*Short problem*. Find each line with the string "What" and copy it.

Stored items from a collection
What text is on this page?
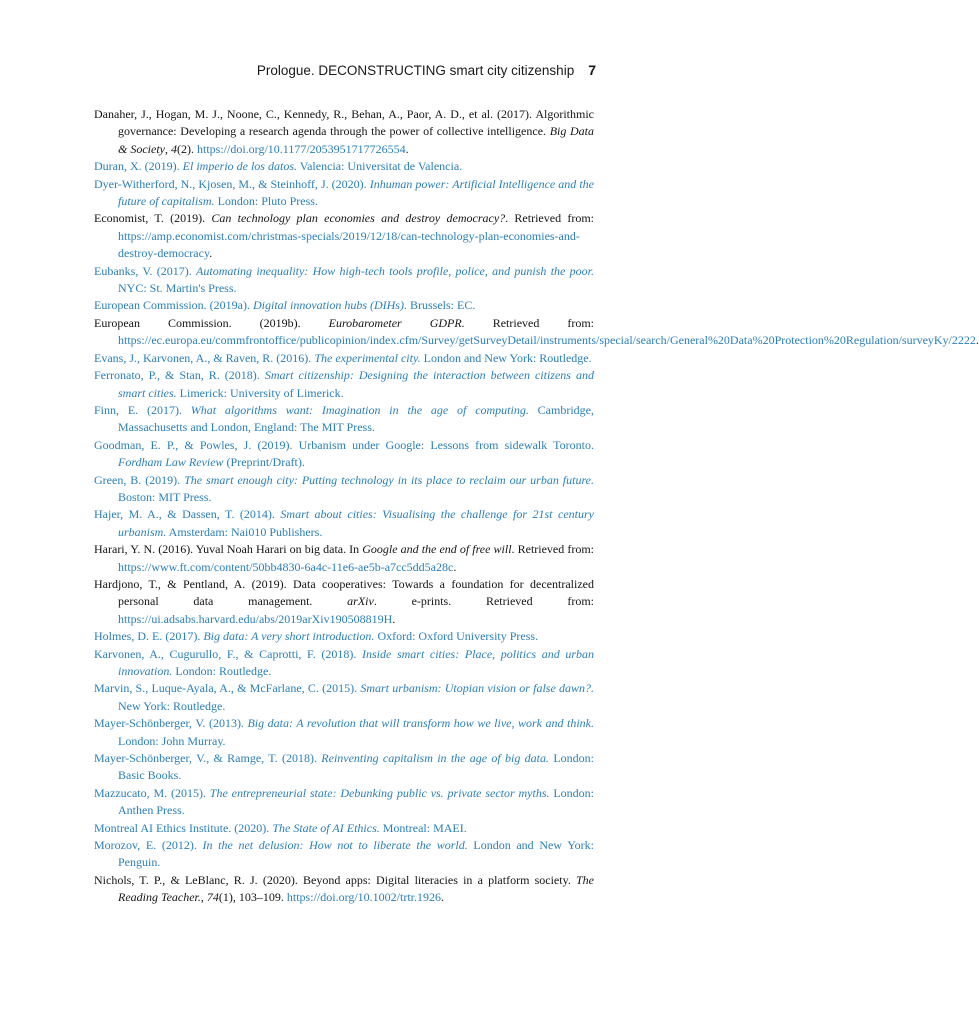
Prologue. DECONSTRUCTING smart city citizenship 7

Danaher, J., Hogan, M. J., Noone, C., Kennedy, R., Behan, A., Paor, A. D., et al. (2017). Algorithmic governance: Developing a research agenda through the power of collective intelligence. Big Data & Society, 4(2). https://doi.org/10.1177/2053951717726554.

Duran, X. (2019). El imperio de los datos. Valencia: Universitat de Valencia.

Dyer-Witherford, N., Kjosen, M., & Steinhoff, J. (2020). Inhuman power: Artificial Intelligence and the future of capitalism. London: Pluto Press.

Economist, T. (2019). Can technology plan economies and destroy democracy?. Retrieved from: https://amp.economist.com/christmas-specials/2019/12/18/can-technology-plan-economies-and-destroy-democracy.

Eubanks, V. (2017). Automating inequality: How high-tech tools profile, police, and punish the poor. NYC: St. Martin's Press.

European Commission. (2019a). Digital innovation hubs (DIHs). Brussels: EC.

European Commission. (2019b). Eurobarometer GDPR. Retrieved from: https://ec.europa.eu/commfrontoffice/publicopinion/index.cfm/Survey/getSurveyDetail/instruments/special/search/General%20Data%20Protection%20Regulation/surveyKy/2222.

Evans, J., Karvonen, A., & Raven, R. (2016). The experimental city. London and New York: Routledge.

Ferronato, P., & Stan, R. (2018). Smart citizenship: Designing the interaction between citizens and smart cities. Limerick: University of Limerick.

Finn, E. (2017). What algorithms want: Imagination in the age of computing. Cambridge, Massachusetts and London, England: The MIT Press.

Goodman, E. P., & Powles, J. (2019). Urbanism under Google: Lessons from sidewalk Toronto. Fordham Law Review (Preprint/Draft).

Green, B. (2019). The smart enough city: Putting technology in its place to reclaim our urban future. Boston: MIT Press.

Hajer, M. A., & Dassen, T. (2014). Smart about cities: Visualising the challenge for 21st century urbanism. Amsterdam: Nai010 Publishers.

Harari, Y. N. (2016). Yuval Noah Harari on big data. In Google and the end of free will. Retrieved from: https://www.ft.com/content/50bb4830-6a4c-11e6-ae5b-a7cc5dd5a28c.

Hardjono, T., & Pentland, A. (2019). Data cooperatives: Towards a foundation for decentralized personal data management. arXiv. e-prints. Retrieved from: https://ui.adsabs.harvard.edu/abs/2019arXiv190508819H.

Holmes, D. E. (2017). Big data: A very short introduction. Oxford: Oxford University Press.

Karvonen, A., Cugurullo, F., & Caprotti, F. (2018). Inside smart cities: Place, politics and urban innovation. London: Routledge.

Marvin, S., Luque-Ayala, A., & McFarlane, C. (2015). Smart urbanism: Utopian vision or false dawn?. New York: Routledge.

Mayer-Schönberger, V. (2013). Big data: A revolution that will transform how we live, work and think. London: John Murray.

Mayer-Schönberger, V., & Ramge, T. (2018). Reinventing capitalism in the age of big data. London: Basic Books.

Mazzucato, M. (2015). The entrepreneurial state: Debunking public vs. private sector myths. London: Anthen Press.

Montreal AI Ethics Institute. (2020). The State of AI Ethics. Montreal: MAEI.

Morozov, E. (2012). In the net delusion: How not to liberate the world. London and New York: Penguin.

Nichols, T. P., & LeBlanc, R. J. (2020). Beyond apps: Digital literacies in a platform society. The Reading Teacher., 74(1), 103–109. https://doi.org/10.1002/trtr.1926.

*Task answer*.
What text is on this page?
Finn, E. (2017). What algorithms want: Imagination in the age of computing. Cambridge, Massachusetts and London, England: The MIT Press.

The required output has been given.